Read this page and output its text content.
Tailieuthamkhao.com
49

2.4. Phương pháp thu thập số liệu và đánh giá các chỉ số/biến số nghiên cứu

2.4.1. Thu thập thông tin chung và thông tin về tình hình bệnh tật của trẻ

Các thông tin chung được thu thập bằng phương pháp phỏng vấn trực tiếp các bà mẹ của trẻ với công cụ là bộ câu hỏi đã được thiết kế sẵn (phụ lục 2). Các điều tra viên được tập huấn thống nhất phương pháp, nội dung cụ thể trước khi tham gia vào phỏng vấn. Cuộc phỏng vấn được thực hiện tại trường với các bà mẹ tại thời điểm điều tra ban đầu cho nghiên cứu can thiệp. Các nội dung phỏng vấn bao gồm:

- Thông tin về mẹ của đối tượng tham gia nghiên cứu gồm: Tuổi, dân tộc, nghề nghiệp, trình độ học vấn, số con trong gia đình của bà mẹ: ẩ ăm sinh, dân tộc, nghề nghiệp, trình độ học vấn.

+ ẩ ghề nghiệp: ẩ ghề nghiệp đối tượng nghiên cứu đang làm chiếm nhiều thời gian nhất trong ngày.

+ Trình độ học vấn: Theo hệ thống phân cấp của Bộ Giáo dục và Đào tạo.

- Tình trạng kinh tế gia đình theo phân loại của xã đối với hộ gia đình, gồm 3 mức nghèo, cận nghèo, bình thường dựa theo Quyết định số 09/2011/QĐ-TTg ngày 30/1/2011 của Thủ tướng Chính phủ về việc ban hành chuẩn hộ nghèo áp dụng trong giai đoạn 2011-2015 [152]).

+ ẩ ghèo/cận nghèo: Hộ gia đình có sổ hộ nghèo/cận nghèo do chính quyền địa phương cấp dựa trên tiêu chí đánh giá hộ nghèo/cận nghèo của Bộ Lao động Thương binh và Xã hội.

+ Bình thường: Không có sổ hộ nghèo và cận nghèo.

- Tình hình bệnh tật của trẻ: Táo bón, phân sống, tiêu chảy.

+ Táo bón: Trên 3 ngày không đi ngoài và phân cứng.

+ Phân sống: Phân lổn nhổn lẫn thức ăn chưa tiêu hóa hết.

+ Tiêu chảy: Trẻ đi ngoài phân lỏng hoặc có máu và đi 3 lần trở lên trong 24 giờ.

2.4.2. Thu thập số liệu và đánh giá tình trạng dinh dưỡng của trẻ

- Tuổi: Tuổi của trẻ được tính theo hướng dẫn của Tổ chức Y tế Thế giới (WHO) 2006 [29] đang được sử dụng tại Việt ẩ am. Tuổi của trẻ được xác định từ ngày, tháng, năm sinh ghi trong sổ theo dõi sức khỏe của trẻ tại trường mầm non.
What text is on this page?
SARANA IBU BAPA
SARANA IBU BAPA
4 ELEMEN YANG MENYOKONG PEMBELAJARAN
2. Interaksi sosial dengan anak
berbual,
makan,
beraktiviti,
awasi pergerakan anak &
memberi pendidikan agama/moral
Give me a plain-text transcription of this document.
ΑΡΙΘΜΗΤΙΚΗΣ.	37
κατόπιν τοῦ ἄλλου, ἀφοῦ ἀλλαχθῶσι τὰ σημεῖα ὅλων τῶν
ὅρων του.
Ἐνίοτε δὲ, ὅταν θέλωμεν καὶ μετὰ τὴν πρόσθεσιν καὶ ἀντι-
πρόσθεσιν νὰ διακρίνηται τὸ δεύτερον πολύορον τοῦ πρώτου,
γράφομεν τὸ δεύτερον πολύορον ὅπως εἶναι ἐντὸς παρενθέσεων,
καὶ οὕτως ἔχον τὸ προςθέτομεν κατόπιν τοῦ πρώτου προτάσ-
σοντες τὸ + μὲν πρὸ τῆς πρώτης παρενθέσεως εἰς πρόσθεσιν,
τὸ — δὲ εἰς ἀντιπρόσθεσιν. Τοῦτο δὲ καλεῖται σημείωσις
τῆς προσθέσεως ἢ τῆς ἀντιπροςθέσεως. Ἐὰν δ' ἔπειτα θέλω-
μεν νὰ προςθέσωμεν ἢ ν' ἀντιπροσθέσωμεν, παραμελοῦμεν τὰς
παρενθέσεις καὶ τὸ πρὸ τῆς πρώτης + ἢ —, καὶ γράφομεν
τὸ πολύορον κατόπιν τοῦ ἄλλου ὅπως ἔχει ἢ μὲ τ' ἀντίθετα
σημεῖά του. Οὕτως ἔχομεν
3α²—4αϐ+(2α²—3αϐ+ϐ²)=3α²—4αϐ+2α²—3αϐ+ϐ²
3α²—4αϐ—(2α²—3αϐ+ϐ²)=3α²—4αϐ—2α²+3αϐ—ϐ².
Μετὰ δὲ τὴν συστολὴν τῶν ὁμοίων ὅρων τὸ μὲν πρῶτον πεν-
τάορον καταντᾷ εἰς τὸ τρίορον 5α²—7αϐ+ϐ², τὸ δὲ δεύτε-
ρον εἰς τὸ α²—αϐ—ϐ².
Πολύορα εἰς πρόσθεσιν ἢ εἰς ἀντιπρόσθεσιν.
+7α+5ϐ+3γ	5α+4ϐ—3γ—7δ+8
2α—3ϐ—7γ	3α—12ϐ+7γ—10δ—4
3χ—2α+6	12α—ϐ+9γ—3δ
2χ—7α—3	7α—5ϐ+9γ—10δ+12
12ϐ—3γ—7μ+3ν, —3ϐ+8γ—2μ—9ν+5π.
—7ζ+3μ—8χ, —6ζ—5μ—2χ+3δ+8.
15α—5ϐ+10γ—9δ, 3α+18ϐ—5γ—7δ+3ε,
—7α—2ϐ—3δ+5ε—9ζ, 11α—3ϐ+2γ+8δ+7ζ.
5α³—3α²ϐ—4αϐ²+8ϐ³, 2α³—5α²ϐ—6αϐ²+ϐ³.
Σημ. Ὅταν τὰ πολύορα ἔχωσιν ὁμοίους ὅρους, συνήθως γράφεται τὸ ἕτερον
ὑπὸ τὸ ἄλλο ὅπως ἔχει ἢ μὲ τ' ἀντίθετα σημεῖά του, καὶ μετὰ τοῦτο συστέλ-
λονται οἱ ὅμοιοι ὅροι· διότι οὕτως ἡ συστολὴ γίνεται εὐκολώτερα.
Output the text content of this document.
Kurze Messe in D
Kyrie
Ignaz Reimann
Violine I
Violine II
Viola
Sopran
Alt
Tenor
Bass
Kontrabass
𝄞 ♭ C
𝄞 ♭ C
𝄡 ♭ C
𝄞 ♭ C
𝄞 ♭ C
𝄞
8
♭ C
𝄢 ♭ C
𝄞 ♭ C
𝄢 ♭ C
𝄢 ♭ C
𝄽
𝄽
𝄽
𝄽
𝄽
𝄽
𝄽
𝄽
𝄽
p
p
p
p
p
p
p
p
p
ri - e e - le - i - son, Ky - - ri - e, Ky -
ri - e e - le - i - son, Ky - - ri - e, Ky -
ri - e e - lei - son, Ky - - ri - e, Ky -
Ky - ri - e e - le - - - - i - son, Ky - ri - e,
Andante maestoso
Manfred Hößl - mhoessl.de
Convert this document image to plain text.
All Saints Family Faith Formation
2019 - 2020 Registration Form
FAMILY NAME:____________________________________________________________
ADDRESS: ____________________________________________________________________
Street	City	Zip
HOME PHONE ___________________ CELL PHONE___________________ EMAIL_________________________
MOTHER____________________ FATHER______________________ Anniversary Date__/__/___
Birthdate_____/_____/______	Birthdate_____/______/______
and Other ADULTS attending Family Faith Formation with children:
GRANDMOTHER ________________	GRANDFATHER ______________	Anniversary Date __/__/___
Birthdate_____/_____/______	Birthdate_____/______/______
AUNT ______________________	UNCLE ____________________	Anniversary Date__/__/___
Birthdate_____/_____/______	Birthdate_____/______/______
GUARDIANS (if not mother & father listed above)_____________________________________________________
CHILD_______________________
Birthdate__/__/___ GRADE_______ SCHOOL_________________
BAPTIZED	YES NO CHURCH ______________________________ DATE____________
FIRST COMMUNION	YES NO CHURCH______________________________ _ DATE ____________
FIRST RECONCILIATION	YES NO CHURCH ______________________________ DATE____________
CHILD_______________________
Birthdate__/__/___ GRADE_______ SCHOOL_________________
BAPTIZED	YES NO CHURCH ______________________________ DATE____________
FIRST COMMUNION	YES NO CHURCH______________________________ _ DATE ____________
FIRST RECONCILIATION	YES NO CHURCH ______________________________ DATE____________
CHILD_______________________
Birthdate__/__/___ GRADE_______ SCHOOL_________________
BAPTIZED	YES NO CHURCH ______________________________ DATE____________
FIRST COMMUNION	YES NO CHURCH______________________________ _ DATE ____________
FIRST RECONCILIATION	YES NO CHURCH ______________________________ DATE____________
+--
Problem
Copy out the lines in which the string "this" appears.

Task response
Read this page and output its text content.
What text is on this page?
Give me a plain-text transcription of this document.
Output the text content of this document.
Convert this document image to plain text.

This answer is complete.